## Goal:
Entries follow. Set all of them down as they stand.

>> Begin Supplied records

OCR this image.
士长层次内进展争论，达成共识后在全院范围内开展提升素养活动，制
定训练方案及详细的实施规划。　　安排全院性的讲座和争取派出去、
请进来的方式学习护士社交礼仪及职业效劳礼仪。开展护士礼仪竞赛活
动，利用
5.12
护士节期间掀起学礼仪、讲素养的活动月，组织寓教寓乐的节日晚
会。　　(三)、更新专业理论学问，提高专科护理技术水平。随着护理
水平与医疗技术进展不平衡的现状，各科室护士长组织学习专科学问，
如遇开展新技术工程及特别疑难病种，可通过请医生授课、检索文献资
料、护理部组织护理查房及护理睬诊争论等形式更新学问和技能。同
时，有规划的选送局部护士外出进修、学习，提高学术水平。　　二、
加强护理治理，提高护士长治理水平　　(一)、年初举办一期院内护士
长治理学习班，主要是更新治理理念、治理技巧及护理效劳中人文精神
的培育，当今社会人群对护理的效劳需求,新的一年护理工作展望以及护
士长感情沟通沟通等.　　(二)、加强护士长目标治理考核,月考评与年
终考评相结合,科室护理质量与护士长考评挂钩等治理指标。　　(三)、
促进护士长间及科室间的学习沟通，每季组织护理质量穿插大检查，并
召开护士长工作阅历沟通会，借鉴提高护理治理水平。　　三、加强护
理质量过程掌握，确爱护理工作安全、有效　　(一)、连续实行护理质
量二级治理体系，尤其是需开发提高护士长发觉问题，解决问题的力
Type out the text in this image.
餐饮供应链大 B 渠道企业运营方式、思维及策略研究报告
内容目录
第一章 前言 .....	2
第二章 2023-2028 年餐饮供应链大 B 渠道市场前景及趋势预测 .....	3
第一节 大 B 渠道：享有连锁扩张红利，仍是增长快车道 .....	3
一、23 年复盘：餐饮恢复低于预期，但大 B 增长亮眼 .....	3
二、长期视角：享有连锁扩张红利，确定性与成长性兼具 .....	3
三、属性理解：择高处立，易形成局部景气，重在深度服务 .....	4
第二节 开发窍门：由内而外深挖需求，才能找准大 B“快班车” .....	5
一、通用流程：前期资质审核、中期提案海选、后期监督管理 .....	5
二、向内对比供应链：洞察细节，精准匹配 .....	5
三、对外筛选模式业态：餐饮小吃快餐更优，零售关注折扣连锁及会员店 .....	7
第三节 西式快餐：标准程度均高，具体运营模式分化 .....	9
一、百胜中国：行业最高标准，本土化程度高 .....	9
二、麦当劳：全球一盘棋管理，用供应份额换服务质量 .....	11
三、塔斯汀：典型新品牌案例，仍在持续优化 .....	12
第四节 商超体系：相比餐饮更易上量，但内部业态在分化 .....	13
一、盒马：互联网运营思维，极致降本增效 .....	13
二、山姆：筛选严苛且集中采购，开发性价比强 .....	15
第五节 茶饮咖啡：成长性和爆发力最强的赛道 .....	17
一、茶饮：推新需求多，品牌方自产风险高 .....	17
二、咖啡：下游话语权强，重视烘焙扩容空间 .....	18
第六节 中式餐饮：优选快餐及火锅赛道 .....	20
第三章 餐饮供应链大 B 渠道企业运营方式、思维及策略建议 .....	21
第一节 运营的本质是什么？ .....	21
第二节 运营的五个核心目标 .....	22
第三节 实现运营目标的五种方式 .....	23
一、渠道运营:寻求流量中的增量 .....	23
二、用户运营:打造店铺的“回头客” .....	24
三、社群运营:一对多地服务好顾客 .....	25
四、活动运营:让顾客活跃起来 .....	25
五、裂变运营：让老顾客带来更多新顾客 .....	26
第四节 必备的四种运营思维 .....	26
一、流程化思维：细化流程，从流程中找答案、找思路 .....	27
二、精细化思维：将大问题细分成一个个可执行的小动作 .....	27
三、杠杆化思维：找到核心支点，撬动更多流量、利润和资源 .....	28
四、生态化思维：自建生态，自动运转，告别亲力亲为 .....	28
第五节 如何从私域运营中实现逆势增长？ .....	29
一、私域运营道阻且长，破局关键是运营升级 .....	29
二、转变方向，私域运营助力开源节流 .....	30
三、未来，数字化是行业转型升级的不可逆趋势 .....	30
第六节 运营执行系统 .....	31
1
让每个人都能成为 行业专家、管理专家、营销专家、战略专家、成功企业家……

>> End Supplied records

## Exercise answer:
OCR this image.
士长层次内进展争论，达成共识后在全院范围内开展提升素养活动，制
定训练方案及详细的实施规划。　　安排全院性的讲座和争取派出去、
请进来的方式学习护士社交礼仪及职业效劳礼仪。开展护士礼仪竞赛活
动，利用
5.12
护士节期间掀起学礼仪、讲素养的活动月，组织寓教寓乐的节日晚
会。　　(三)、更新专业理论学问，提高专科护理技术水平。随着护理
水平与医疗技术进展不平衡的现状，各科室护士长组织学习专科学问，
如遇开展新技术工程及特别疑难病种，可通过请医生授课、检索文献资
料、护理部组织护理查房及护理睬诊争论等形式更新学问和技能。同
时，有规划的选送局部护士外出进修、学习，提高学术水平。　　二、
加强护理治理，提高护士长治理水平　　(一)、年初举办一期院内护士
长治理学习班，主要是更新治理理念、治理技巧及护理效劳中人文精神
的培育，当今社会人群对护理的效劳需求,新的一年护理工作展望以及护
士长感情沟通沟通等.　　(二)、加强护士长目标治理考核,月考评与年
终考评相结合,科室护理质量与护士长考评挂钩等治理指标。　　(三)、
促进护士长间及科室间的学习沟通，每季组织护理质量穿插大检查，并
召开护士长工作阅历沟通会，借鉴提高护理治理水平。　　三、加强护
理质量过程掌握，确爱护理工作安全、有效　　(一)、连续实行护理质
量二级治理体系，尤其是需开发提高护士长发觉问题，解决问题的力
Type out the text in this image.
餐饮供应链大 B 渠道企业运营方式、思维及策略研究报告
内容目录
第一章 前言 .....	2
第二章 2023-2028 年餐饮供应链大 B 渠道市场前景及趋势预测 .....	3
第一节 大 B 渠道：享有连锁扩张红利，仍是增长快车道 .....	3
一、23 年复盘：餐饮恢复低于预期，但大 B 增长亮眼 .....	3
二、长期视角：享有连锁扩张红利，确定性与成长性兼具 .....	3
三、属性理解：择高处立，易形成局部景气，重在深度服务 .....	4
第二节 开发窍门：由内而外深挖需求，才能找准大 B“快班车” .....	5
一、通用流程：前期资质审核、中期提案海选、后期监督管理 .....	5
二、向内对比供应链：洞察细节，精准匹配 .....	5
三、对外筛选模式业态：餐饮小吃快餐更优，零售关注折扣连锁及会员店 .....	7
第三节 西式快餐：标准程度均高，具体运营模式分化 .....	9
一、百胜中国：行业最高标准，本土化程度高 .....	9
二、麦当劳：全球一盘棋管理，用供应份额换服务质量 .....	11
三、塔斯汀：典型新品牌案例，仍在持续优化 .....	12
第四节 商超体系：相比餐饮更易上量，但内部业态在分化 .....	13
一、盒马：互联网运营思维，极致降本增效 .....	13
二、山姆：筛选严苛且集中采购，开发性价比强 .....	15
第五节 茶饮咖啡：成长性和爆发力最强的赛道 .....	17
一、茶饮：推新需求多，品牌方自产风险高 .....	17
二、咖啡：下游话语权强，重视烘焙扩容空间 .....	18
第六节 中式餐饮：优选快餐及火锅赛道 .....	20
第三章 餐饮供应链大 B 渠道企业运营方式、思维及策略建议 .....	21
第一节 运营的本质是什么？ .....	21
第二节 运营的五个核心目标 .....	22
第三节 实现运营目标的五种方式 .....	23
一、渠道运营:寻求流量中的增量 .....	23
二、用户运营:打造店铺的“回头客” .....	24
三、社群运营:一对多地服务好顾客 .....	25
四、活动运营:让顾客活跃起来 .....	25
五、裂变运营：让老顾客带来更多新顾客 .....	26
第四节 必备的四种运营思维 .....	26
一、流程化思维：细化流程，从流程中找答案、找思路 .....	27
二、精细化思维：将大问题细分成一个个可执行的小动作 .....	27
三、杠杆化思维：找到核心支点，撬动更多流量、利润和资源 .....	28
四、生态化思维：自建生态，自动运转，告别亲力亲为 .....	28
第五节 如何从私域运营中实现逆势增长？ .....	29
一、私域运营道阻且长，破局关键是运营升级 .....	29
二、转变方向，私域运营助力开源节流 .....	30
三、未来，数字化是行业转型升级的不可逆趋势 .....	30
第六节 运营执行系统 .....	31
1
让每个人都能成为 行业专家、管理专家、营销专家、战略专家、成功企业家……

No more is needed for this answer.